Goal of the exercise |
Copy the data below exactly, omitting any picture it contains.

Recorded information |
------------------------------------------------------------
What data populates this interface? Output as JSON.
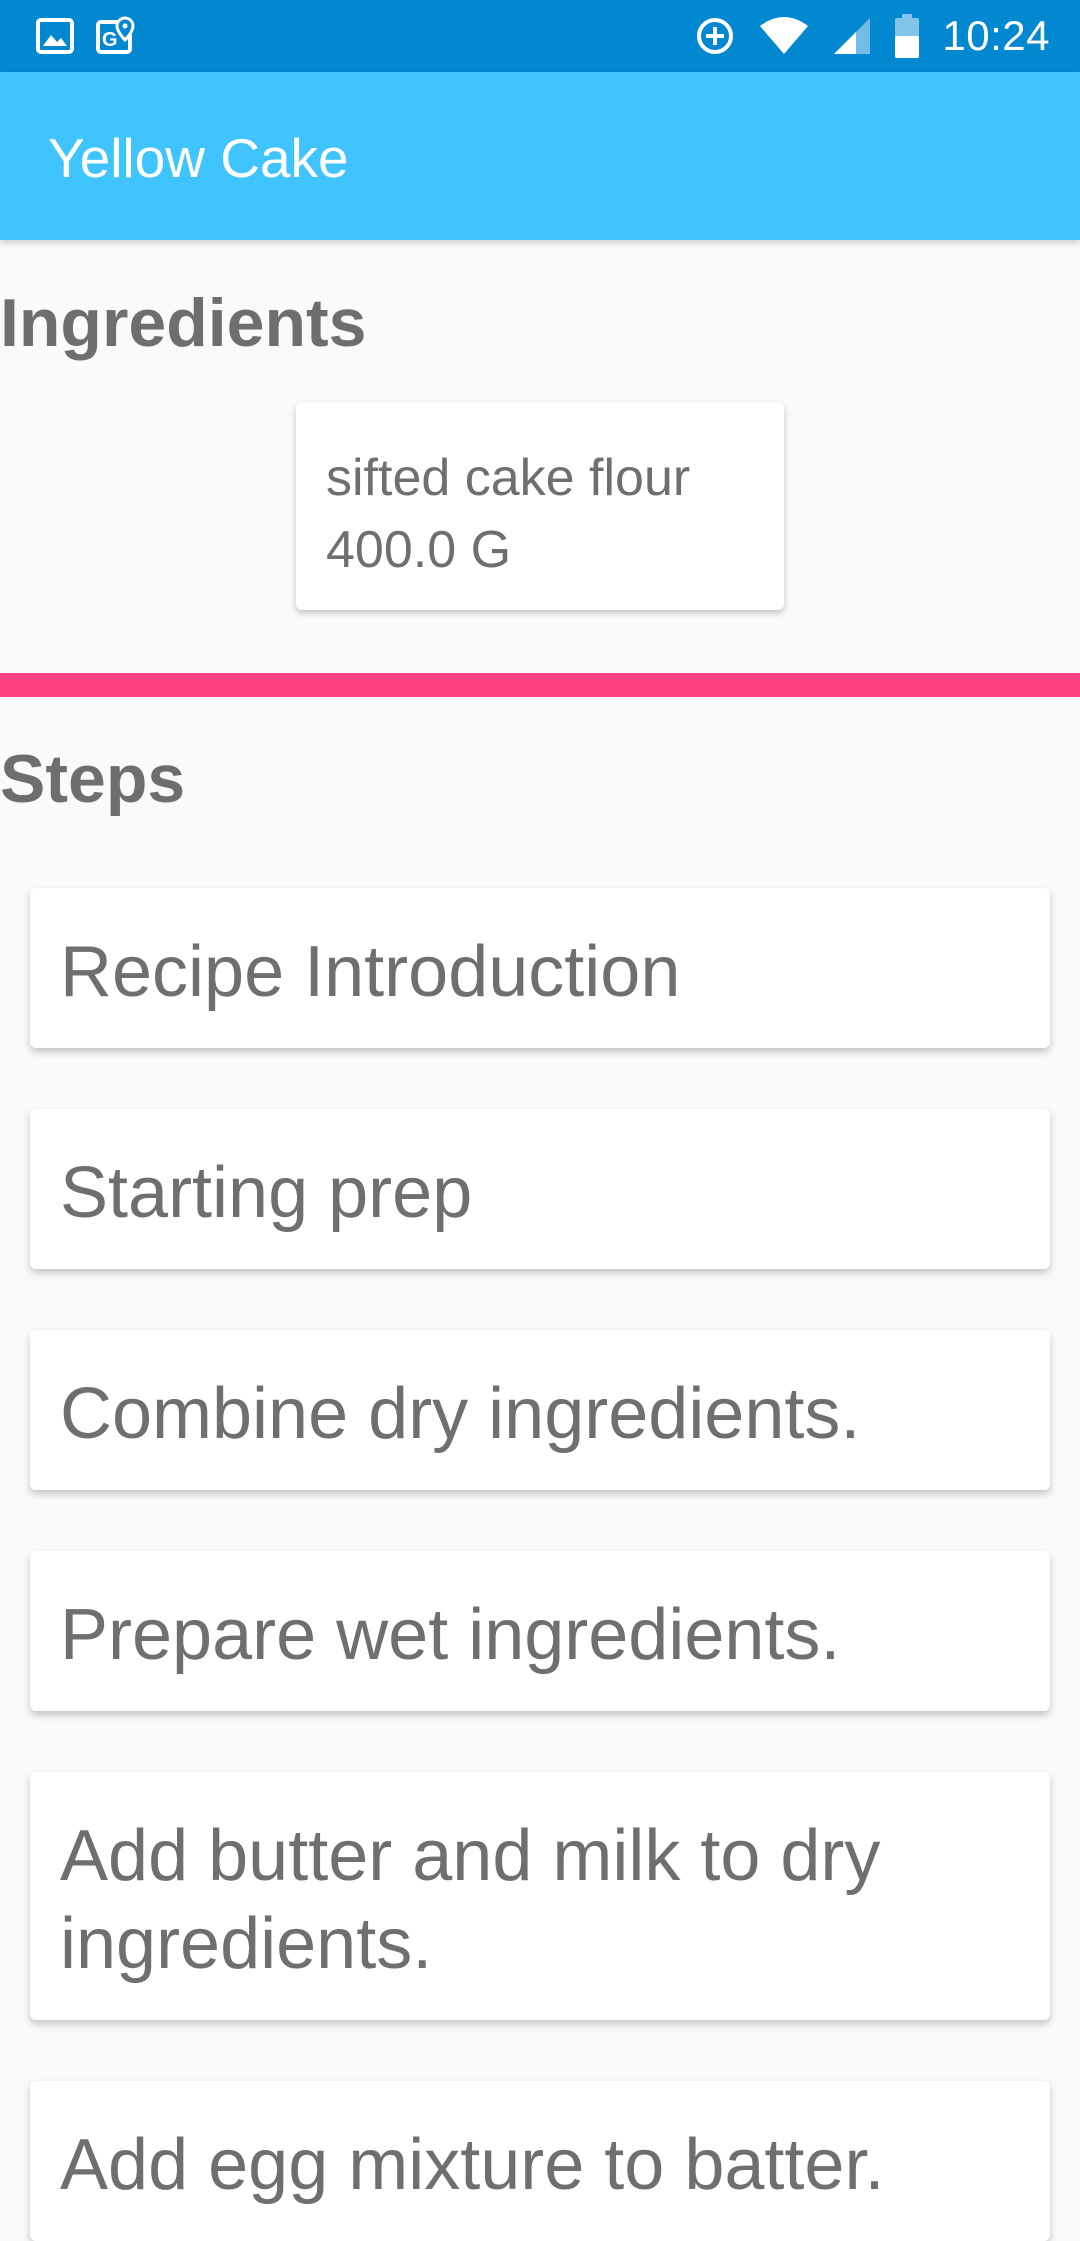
{
  "status_bar": {
    "time": "10:24",
    "left_icons": [
      "image-icon",
      "maps-icon"
    ],
    "right_icons": [
      "data-saver-icon",
      "wifi-icon",
      "signal-icon",
      "battery-icon"
    ]
  },
  "app_bar": {
    "title": "Yellow Cake",
    "color": "#40c4ff"
  },
  "ingredients": {
    "header": "Ingredients",
    "items": [
      {
        "name": "sifted cake flour",
        "quantity": "400.0 G"
      }
    ]
  },
  "divider_color": "#ff4081",
  "steps": {
    "header": "Steps",
    "items": [
      {
        "label": "Recipe Introduction"
      },
      {
        "label": "Starting prep"
      },
      {
        "label": "Combine dry ingredients."
      },
      {
        "label": "Prepare wet ingredients."
      },
      {
        "label": "Add butter and milk to dry ingredients."
      },
      {
        "label": "Add egg mixture to batter."
      }
    ]
  }
}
------------------------------------------------------------
Solution |
What data populates this interface? Output as JSON.
{
  "status_bar": {
    "time": "10:24",
    "left_icons": [
      "image-icon",
      "maps-icon"
    ],
    "right_icons": [
      "data-saver-icon",
      "wifi-icon",
      "signal-icon",
      "battery-icon"
    ]
  },
  "app_bar": {
    "title": "Yellow Cake",
    "color": "#40c4ff"
  },
  "ingredients": {
    "header": "Ingredients",
    "items": [
      {
        "name": "sifted cake flour",
        "quantity": "400.0 G"
      }
    ]
  },
  "divider_color": "#ff4081",
  "steps": {
    "header": "Steps",
    "items": [
      {
        "label": "Recipe Introduction"
      },
      {
        "label": "Starting prep"
      },
      {
        "label": "Combine dry ingredients."
      },
      {
        "label": "Prepare wet ingredients."
      },
      {
        "label": "Add butter and milk to dry ingredients."
      },
      {
        "label": "Add egg mixture to batter."
      }
    ]
  }
}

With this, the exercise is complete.